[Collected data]

+-------+

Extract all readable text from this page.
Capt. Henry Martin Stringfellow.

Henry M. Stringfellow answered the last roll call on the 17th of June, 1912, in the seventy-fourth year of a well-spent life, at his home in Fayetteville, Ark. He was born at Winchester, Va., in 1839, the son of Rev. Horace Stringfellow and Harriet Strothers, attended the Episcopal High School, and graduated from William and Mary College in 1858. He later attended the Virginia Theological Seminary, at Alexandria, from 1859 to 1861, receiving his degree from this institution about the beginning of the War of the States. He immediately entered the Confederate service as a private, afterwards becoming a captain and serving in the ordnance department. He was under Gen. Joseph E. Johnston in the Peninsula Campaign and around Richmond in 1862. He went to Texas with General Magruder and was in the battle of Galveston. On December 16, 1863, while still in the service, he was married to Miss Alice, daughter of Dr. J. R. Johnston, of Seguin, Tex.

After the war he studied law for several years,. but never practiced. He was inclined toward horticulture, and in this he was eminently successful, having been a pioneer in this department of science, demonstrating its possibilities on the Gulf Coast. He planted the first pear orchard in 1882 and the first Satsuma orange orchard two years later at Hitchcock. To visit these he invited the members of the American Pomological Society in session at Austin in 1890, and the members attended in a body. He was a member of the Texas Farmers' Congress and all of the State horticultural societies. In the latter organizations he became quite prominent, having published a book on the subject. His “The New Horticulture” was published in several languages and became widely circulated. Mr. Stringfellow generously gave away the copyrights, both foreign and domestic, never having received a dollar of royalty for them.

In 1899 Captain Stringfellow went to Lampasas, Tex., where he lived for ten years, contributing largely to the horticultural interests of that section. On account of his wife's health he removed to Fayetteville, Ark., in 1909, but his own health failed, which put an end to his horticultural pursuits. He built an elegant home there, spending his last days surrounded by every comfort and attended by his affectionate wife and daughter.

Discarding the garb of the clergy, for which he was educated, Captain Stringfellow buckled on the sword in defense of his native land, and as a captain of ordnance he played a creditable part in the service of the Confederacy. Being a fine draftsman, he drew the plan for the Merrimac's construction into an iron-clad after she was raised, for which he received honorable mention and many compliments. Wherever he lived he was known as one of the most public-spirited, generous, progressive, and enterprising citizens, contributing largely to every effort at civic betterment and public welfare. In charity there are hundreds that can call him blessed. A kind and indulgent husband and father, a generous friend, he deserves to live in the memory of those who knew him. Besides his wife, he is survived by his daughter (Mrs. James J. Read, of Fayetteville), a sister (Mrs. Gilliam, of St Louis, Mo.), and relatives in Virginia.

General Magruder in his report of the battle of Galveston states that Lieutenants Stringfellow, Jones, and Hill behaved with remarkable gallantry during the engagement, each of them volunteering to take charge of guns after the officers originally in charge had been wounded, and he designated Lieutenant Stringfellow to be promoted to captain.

+-------+

> What is being asked
Above are the records. Copy every line in them holding "Magruder".

> Result for this task
Henry M. Stringfellow answered the last roll call on the 17th of June, 1912, in the seventy-fourth year of a well-spent life, at his home in Fayetteville, Ark. He was born at Winchester, Va., in 1839, the son of Rev. Horace Stringfellow and Harriet Strothers, attended the Episcopal High School, and graduated from William and Mary College in 1858. He later attended the Virginia Theological Seminary, at Alexandria, from 1859 to 1861, receiving his degree from this institution about the beginning of the War of the States. He immediately entered the Confederate service as a private, afterwards becoming a captain and serving in the ordnance department. He was under Gen. Joseph E. Johnston in the Peninsula Campaign and around Richmond in 1862. He went to Texas with General Magruder and was in the battle of Galveston. On December 16, 1863, while still in the service, he was married to Miss Alice, daughter of Dr. J. R. Johnston, of Seguin, Tex.
General Magruder in his report of the battle of Galveston states that Lieutenants Stringfellow, Jones, and Hill behaved with remarkable gallantry during the engagement, each of them volunteering to take charge of guns after the officers originally in charge had been wounded, and he designated Lieutenant Stringfellow to be promoted to captain.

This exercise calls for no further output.